(The problem): Reproduce verbatim the lines of the items below, beginning with the very first line and ending with the line that contains "backlog-tasks-button[interactable]: Backlog Tasks", both included.

◆ ◆ ◆ ◆ ◆

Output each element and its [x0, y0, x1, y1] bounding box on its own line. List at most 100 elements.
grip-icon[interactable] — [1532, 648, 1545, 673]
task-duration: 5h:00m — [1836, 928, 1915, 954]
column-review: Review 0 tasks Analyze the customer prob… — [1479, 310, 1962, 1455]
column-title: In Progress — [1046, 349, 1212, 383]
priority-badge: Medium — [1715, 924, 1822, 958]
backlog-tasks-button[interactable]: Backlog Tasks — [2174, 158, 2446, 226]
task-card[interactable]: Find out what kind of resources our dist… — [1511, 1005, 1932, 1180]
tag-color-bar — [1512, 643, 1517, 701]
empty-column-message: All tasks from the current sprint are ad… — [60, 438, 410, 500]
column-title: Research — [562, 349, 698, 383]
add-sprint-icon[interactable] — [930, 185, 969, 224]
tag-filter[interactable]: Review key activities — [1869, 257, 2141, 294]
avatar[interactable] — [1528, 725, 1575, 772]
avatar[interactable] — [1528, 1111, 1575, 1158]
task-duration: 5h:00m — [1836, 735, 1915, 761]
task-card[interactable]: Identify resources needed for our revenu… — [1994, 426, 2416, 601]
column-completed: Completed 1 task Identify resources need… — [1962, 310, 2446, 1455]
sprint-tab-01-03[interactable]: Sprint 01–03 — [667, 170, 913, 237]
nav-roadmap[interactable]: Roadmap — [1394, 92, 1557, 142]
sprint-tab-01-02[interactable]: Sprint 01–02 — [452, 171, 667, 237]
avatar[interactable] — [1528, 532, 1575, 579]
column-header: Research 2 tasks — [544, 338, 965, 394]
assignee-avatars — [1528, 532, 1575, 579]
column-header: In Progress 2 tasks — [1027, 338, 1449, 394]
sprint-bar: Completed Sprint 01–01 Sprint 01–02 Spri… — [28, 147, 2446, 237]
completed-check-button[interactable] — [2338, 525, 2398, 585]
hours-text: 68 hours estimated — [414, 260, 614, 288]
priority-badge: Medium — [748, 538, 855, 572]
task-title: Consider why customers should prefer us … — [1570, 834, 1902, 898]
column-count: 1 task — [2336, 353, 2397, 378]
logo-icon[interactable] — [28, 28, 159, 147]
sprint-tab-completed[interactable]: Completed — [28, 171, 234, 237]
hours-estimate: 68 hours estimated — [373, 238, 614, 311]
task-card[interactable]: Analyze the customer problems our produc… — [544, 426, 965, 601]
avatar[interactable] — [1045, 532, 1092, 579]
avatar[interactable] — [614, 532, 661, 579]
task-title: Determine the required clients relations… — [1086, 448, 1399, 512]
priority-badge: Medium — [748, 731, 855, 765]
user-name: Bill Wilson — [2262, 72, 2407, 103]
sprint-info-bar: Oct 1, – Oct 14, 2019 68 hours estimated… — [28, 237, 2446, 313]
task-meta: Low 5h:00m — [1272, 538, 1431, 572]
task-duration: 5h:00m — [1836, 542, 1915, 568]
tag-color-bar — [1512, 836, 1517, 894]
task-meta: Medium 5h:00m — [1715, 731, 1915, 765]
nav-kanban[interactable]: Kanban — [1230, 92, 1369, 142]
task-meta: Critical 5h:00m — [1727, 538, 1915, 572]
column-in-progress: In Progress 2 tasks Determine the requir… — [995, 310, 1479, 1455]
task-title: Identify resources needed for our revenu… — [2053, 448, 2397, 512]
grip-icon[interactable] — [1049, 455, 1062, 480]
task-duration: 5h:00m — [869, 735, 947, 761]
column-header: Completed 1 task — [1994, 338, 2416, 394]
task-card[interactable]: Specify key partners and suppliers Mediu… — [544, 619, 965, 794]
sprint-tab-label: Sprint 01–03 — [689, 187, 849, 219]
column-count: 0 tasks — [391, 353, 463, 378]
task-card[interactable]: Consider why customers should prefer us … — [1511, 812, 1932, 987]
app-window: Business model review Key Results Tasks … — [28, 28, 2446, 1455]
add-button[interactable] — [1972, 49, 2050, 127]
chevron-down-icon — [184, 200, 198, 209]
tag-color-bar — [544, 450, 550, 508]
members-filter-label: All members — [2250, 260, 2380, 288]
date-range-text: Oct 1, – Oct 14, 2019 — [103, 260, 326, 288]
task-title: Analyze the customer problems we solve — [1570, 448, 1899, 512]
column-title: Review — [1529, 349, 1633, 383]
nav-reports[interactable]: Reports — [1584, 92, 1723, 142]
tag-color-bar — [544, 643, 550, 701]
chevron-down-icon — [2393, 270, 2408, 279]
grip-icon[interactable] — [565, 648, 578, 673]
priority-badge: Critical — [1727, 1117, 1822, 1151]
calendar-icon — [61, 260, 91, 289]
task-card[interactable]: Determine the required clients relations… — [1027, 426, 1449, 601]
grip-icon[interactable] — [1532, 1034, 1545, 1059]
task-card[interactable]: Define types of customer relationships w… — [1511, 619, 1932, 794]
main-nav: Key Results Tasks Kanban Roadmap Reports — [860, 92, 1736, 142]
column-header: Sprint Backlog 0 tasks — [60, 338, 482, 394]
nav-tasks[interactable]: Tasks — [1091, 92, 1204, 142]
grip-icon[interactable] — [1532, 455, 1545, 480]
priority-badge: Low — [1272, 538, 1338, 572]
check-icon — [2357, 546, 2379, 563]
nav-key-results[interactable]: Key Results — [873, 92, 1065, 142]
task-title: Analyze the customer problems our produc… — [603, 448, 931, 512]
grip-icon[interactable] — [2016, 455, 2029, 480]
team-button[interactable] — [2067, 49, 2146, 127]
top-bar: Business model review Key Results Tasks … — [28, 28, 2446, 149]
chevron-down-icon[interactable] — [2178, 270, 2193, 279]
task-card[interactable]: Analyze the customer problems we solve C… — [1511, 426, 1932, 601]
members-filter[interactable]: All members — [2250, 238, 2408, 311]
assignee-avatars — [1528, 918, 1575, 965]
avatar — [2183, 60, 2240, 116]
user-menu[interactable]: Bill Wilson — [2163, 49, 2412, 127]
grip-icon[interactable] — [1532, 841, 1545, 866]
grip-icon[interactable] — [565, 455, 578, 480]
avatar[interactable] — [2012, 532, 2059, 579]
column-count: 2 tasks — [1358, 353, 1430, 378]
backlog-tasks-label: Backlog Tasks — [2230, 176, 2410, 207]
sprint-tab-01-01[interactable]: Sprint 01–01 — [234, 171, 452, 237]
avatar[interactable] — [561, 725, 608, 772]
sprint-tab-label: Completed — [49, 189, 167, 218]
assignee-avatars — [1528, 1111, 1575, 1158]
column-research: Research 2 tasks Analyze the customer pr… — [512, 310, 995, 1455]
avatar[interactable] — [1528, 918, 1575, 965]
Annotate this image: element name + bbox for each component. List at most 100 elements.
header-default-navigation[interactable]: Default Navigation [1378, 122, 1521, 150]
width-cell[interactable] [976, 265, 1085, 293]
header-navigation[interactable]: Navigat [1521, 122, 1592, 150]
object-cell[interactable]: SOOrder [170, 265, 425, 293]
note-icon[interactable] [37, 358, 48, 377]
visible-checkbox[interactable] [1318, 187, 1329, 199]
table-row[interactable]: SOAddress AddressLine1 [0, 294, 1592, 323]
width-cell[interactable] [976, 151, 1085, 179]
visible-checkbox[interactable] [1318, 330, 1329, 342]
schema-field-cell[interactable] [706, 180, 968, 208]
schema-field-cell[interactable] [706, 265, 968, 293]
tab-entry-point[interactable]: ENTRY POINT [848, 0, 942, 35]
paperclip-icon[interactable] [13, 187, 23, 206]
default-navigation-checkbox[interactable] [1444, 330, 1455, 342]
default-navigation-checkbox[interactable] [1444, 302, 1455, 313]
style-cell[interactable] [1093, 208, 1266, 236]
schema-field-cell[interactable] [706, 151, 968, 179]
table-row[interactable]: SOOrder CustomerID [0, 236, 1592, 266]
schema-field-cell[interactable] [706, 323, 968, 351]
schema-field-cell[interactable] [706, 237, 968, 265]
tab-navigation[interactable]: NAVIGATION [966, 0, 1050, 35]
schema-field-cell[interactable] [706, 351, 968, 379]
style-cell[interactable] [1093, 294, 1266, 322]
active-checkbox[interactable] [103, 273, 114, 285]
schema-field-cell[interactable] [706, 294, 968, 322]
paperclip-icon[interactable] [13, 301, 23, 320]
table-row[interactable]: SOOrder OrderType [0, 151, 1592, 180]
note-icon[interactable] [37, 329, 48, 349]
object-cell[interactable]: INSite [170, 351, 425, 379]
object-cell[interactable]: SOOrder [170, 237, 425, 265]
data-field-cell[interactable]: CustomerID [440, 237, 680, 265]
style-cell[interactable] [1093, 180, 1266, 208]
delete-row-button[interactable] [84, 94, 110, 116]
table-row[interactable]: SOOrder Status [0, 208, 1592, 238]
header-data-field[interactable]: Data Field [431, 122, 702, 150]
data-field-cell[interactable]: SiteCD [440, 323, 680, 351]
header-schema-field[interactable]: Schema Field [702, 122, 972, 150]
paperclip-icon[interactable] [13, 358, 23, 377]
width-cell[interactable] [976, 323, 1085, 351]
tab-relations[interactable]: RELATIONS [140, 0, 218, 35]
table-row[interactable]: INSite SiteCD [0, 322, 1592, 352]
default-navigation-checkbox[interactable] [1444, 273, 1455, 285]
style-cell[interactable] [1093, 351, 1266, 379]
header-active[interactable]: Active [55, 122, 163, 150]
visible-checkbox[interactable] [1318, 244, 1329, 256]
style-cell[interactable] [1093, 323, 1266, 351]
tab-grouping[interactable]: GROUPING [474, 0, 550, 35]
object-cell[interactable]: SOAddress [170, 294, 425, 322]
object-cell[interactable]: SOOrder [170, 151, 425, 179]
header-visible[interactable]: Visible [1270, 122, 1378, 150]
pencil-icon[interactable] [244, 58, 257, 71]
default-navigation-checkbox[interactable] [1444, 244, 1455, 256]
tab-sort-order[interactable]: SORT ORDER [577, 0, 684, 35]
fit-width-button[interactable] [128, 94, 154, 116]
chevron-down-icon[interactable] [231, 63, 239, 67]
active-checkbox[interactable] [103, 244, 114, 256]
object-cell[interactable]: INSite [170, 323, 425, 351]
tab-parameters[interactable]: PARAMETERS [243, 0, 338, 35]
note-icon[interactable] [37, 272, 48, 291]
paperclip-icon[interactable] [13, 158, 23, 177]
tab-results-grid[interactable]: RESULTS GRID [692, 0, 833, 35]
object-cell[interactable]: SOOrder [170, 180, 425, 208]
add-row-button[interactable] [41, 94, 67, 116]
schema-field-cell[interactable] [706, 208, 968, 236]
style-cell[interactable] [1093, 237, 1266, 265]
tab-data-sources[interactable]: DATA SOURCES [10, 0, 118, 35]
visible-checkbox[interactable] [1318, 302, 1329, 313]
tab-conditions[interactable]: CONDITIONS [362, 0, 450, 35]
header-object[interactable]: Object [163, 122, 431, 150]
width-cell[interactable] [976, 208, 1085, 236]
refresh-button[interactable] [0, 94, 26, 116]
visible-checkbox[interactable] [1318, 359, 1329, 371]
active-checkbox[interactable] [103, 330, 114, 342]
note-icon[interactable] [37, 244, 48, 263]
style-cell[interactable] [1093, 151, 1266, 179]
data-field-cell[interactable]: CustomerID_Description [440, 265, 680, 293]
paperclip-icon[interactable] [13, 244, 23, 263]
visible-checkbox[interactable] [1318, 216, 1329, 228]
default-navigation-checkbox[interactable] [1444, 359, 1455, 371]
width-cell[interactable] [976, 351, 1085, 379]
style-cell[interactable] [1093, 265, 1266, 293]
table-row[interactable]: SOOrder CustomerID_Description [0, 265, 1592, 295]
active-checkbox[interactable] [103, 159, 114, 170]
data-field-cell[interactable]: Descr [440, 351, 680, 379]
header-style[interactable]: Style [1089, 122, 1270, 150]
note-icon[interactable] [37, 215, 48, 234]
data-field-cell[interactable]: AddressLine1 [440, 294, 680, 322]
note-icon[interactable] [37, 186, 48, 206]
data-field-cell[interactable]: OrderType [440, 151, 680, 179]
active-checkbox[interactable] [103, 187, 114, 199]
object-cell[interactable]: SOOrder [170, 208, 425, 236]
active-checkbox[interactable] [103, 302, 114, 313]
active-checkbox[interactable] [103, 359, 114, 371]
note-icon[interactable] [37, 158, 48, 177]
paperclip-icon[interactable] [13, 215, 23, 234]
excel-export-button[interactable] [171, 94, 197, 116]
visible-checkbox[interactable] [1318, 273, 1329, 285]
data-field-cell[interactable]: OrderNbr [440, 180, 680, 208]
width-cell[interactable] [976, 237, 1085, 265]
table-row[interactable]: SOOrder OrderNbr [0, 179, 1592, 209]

◆ ◆ ◆ ◆ ◆

(Output):
Output each element and its [x0, y0, x1, y1] bounding box on its own line. List at most 100 elements.
grip-icon[interactable] — [1532, 648, 1545, 673]
task-duration: 5h:00m — [1836, 928, 1915, 954]
column-review: Review 0 tasks Analyze the customer prob… — [1479, 310, 1962, 1455]
column-title: In Progress — [1046, 349, 1212, 383]
priority-badge: Medium — [1715, 924, 1822, 958]
backlog-tasks-button[interactable]: Backlog Tasks — [2174, 158, 2446, 226]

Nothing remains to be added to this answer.